* [RECORDS SHOWN]:
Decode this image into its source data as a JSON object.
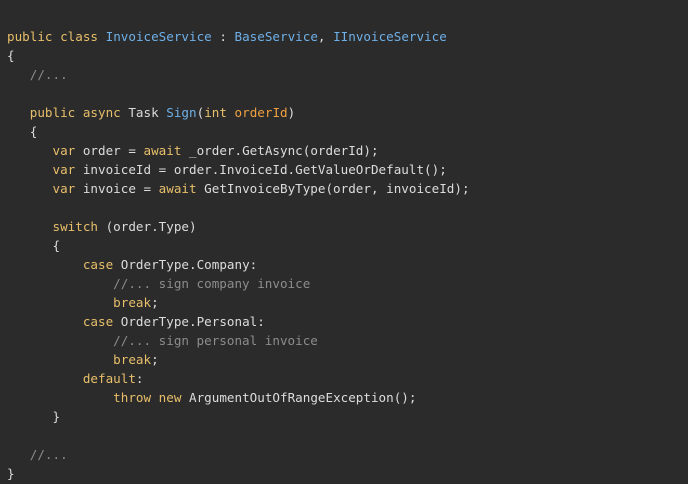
{
  "editor": {
    "background": "#2b2b2b",
    "colors": {
      "kw": "#e8bf6a",
      "type": "#6fb0e8",
      "param": "#f0a040",
      "com": "#8c8c8c",
      "plain": "#dcdcdc"
    },
    "lines": [
      [
        [
          "kw",
          "public"
        ],
        [
          "plain",
          " "
        ],
        [
          "kw",
          "class"
        ],
        [
          "plain",
          " "
        ],
        [
          "type",
          "InvoiceService"
        ],
        [
          "plain",
          " : "
        ],
        [
          "type",
          "BaseService"
        ],
        [
          "plain",
          ", "
        ],
        [
          "type",
          "IInvoiceService"
        ]
      ],
      [
        [
          "plain",
          "{"
        ]
      ],
      [
        [
          "plain",
          "   "
        ],
        [
          "com",
          "//..."
        ]
      ],
      [],
      [
        [
          "plain",
          "   "
        ],
        [
          "kw",
          "public"
        ],
        [
          "plain",
          " "
        ],
        [
          "kw",
          "async"
        ],
        [
          "plain",
          " Task "
        ],
        [
          "type",
          "Sign"
        ],
        [
          "plain",
          "("
        ],
        [
          "kw",
          "int"
        ],
        [
          "plain",
          " "
        ],
        [
          "param",
          "orderId"
        ],
        [
          "plain",
          ")"
        ]
      ],
      [
        [
          "plain",
          "   {"
        ]
      ],
      [
        [
          "plain",
          "      "
        ],
        [
          "kw",
          "var"
        ],
        [
          "plain",
          " order = "
        ],
        [
          "kw",
          "await"
        ],
        [
          "plain",
          " _order.GetAsync(orderId);"
        ]
      ],
      [
        [
          "plain",
          "      "
        ],
        [
          "kw",
          "var"
        ],
        [
          "plain",
          " invoiceId = order.InvoiceId.GetValueOrDefault();"
        ]
      ],
      [
        [
          "plain",
          "      "
        ],
        [
          "kw",
          "var"
        ],
        [
          "plain",
          " invoice = "
        ],
        [
          "kw",
          "await"
        ],
        [
          "plain",
          " GetInvoiceByType(order, invoiceId);"
        ]
      ],
      [],
      [
        [
          "plain",
          "      "
        ],
        [
          "kw",
          "switch"
        ],
        [
          "plain",
          " (order.Type)"
        ]
      ],
      [
        [
          "plain",
          "      {"
        ]
      ],
      [
        [
          "plain",
          "          "
        ],
        [
          "kw",
          "case"
        ],
        [
          "plain",
          " OrderType.Company:"
        ]
      ],
      [
        [
          "plain",
          "              "
        ],
        [
          "com",
          "//... sign company invoice"
        ]
      ],
      [
        [
          "plain",
          "              "
        ],
        [
          "kw",
          "break"
        ],
        [
          "plain",
          ";"
        ]
      ],
      [
        [
          "plain",
          "          "
        ],
        [
          "kw",
          "case"
        ],
        [
          "plain",
          " OrderType.Personal:"
        ]
      ],
      [
        [
          "plain",
          "              "
        ],
        [
          "com",
          "//... sign personal invoice"
        ]
      ],
      [
        [
          "plain",
          "              "
        ],
        [
          "kw",
          "break"
        ],
        [
          "plain",
          ";"
        ]
      ],
      [
        [
          "plain",
          "          "
        ],
        [
          "kw",
          "default"
        ],
        [
          "plain",
          ":"
        ]
      ],
      [
        [
          "plain",
          "              "
        ],
        [
          "kw",
          "throw"
        ],
        [
          "plain",
          " "
        ],
        [
          "kw",
          "new"
        ],
        [
          "plain",
          " ArgumentOutOfRangeException();"
        ]
      ],
      [
        [
          "plain",
          "      }"
        ]
      ],
      [],
      [
        [
          "plain",
          "   "
        ],
        [
          "com",
          "//..."
        ]
      ],
      [
        [
          "plain",
          "}"
        ]
      ]
    ]
  }
}
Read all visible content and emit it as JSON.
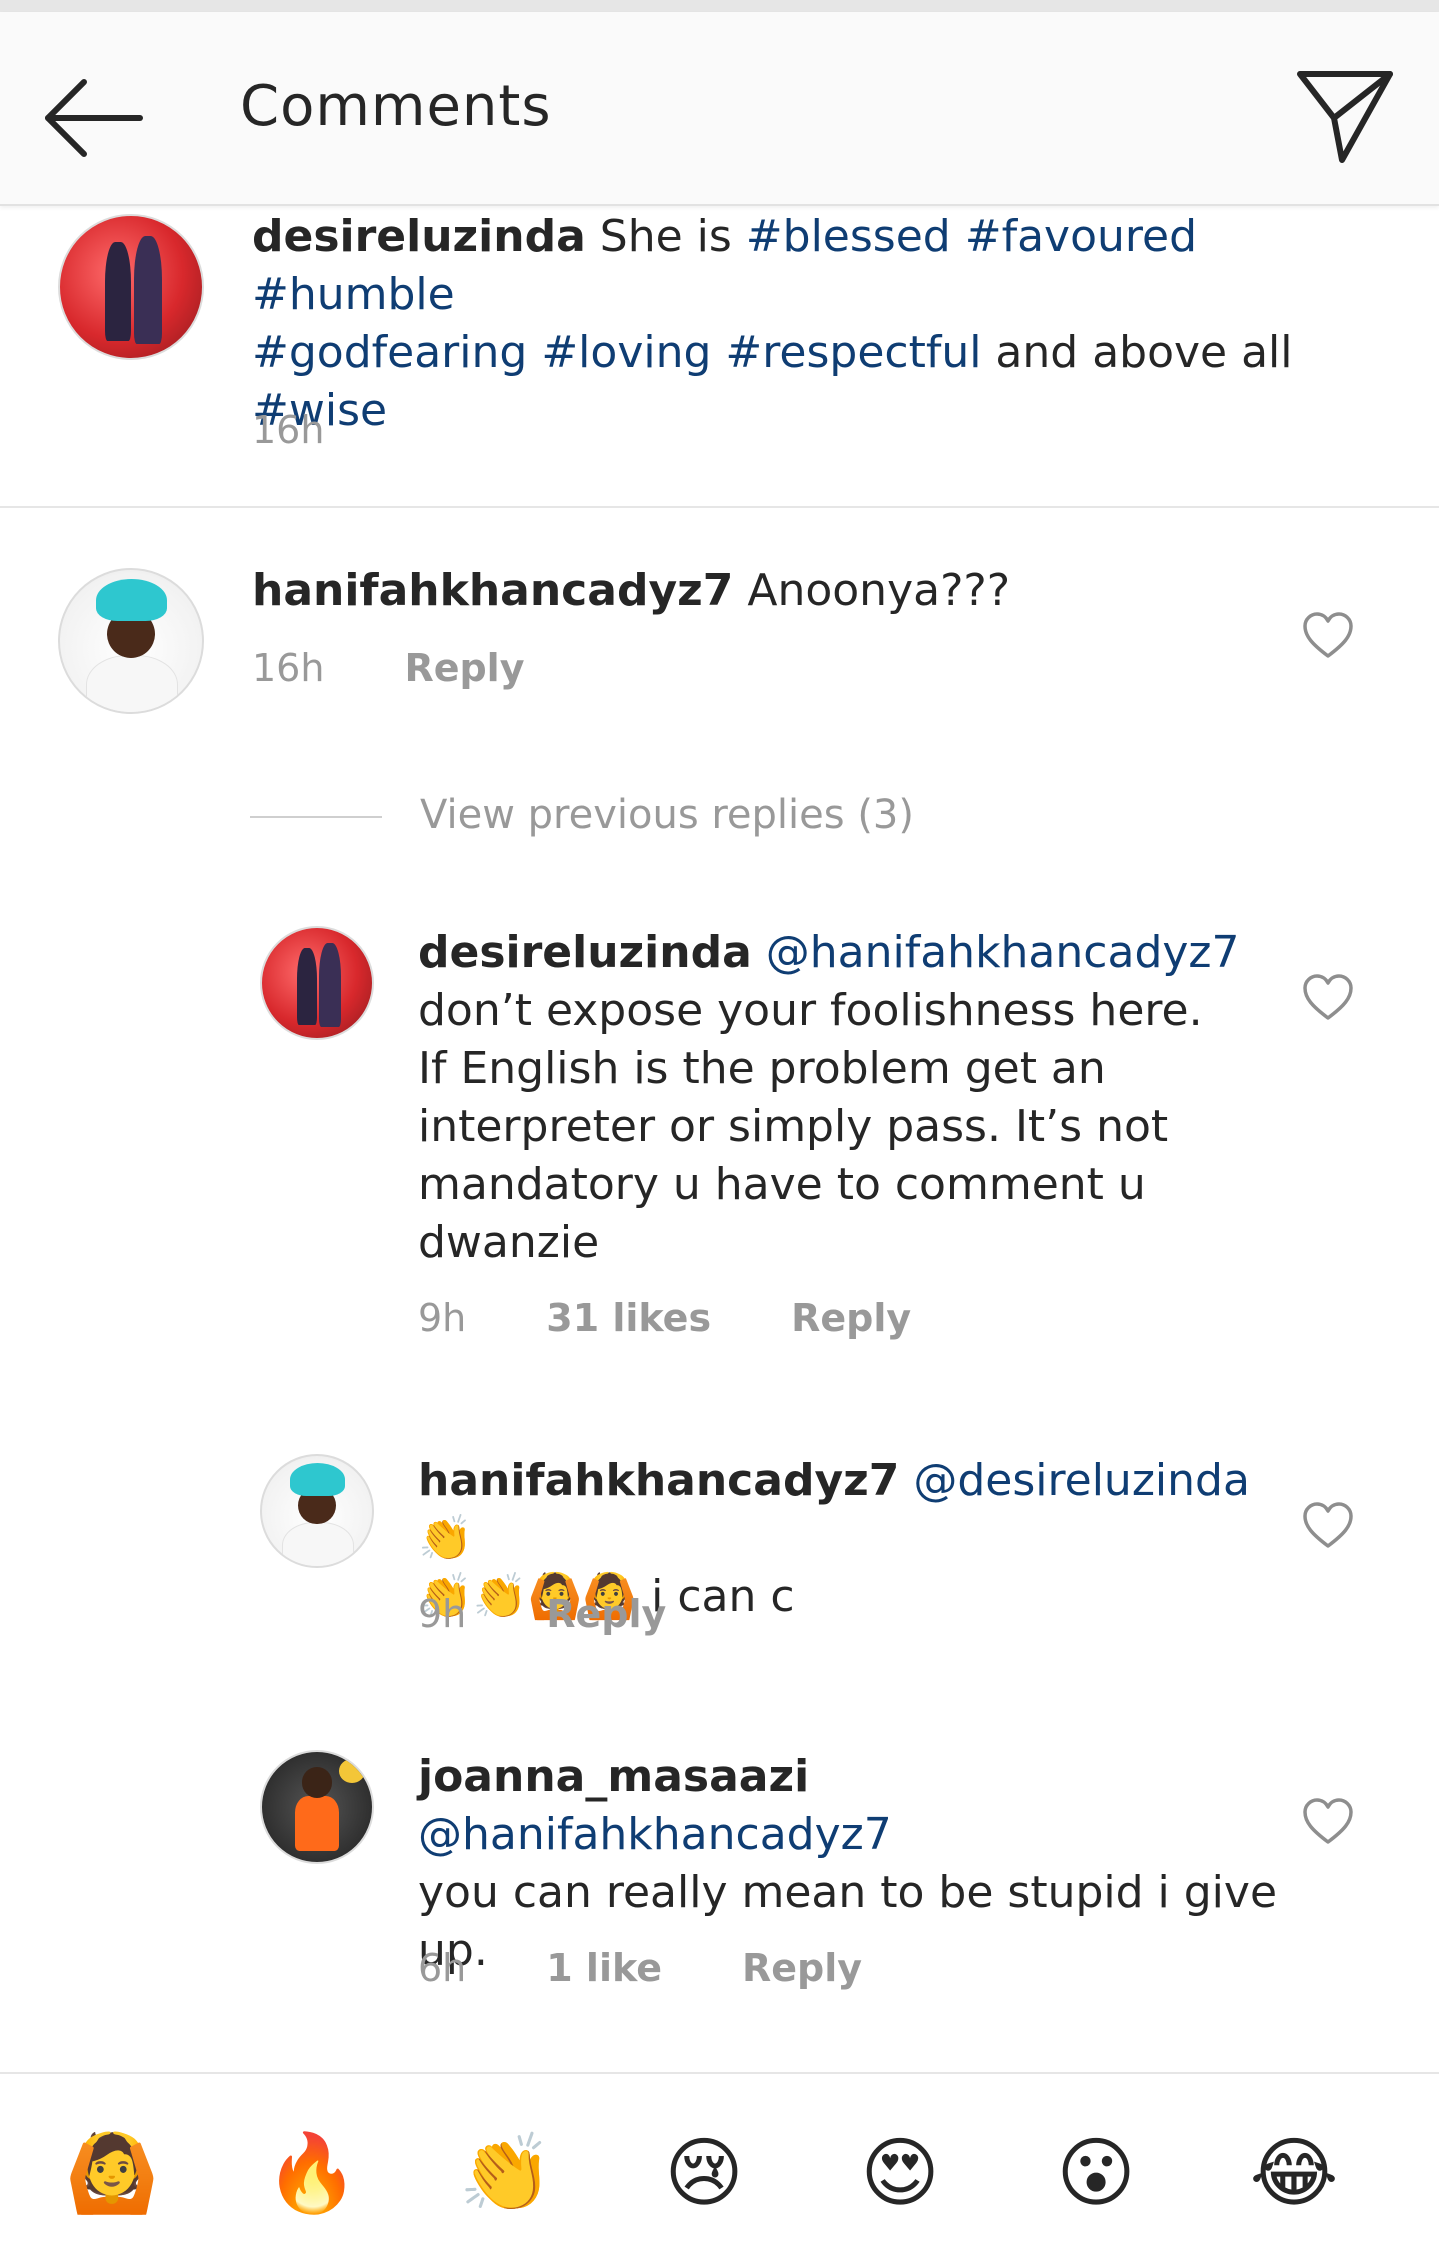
{
  "header": {
    "title": "Comments",
    "back_icon": "arrow-left-icon",
    "send_icon": "paper-plane-icon"
  },
  "caption": {
    "username": "desireluzinda",
    "text_lines": [
      [
        {
          "t": "She is ",
          "tag": false
        },
        {
          "t": "#blessed",
          "tag": true
        },
        {
          "t": " ",
          "tag": false
        },
        {
          "t": "#favoured",
          "tag": true
        },
        {
          "t": " ",
          "tag": false
        },
        {
          "t": "#humble",
          "tag": true
        }
      ],
      [
        {
          "t": "#godfearing",
          "tag": true
        },
        {
          "t": " ",
          "tag": false
        },
        {
          "t": "#loving",
          "tag": true
        },
        {
          "t": " ",
          "tag": false
        },
        {
          "t": "#respectful",
          "tag": true
        },
        {
          "t": " and above all",
          "tag": false
        }
      ],
      [
        {
          "t": "#wise",
          "tag": true
        }
      ]
    ],
    "time": "16h"
  },
  "comments": [
    {
      "username": "hanifahkhancadyz7",
      "text": "Anoonya???",
      "time": "16h",
      "reply": "Reply"
    }
  ],
  "view_previous": "View previous replies (3)",
  "replies": [
    {
      "username": "desireluzinda",
      "mention": "@hanifahkhancadyz7",
      "lines": [
        "don’t expose your foolishness here.",
        "If English is the problem get an",
        "interpreter or simply pass. It’s not",
        "mandatory u have to comment u",
        "dwanzie"
      ],
      "time": "9h",
      "likes": "31 likes",
      "reply": "Reply"
    },
    {
      "username": "hanifahkhancadyz7",
      "mention": "@desireluzinda",
      "line1_emoji": "👏",
      "line2": "👏👏🙆🙆 i can c",
      "time": "9h",
      "reply": "Reply"
    },
    {
      "username": "joanna_masaazi",
      "mention": "@hanifahkhancadyz7",
      "lines": [
        "you can really mean to be stupid i give",
        "up."
      ],
      "time": "6h",
      "likes": "1 like",
      "reply": "Reply"
    }
  ],
  "emoji_bar": [
    "🙆",
    "🔥",
    "👏",
    "😢",
    "😍",
    "😮",
    "😂"
  ],
  "colors": {
    "hashtag": "#0f3d73",
    "meta": "#999999",
    "text": "#262626"
  }
}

* [JOB]:
Count every line of the records that holds "time". State the number, nothing else.

* [OUTPUT OF THE EXERCISE]:
5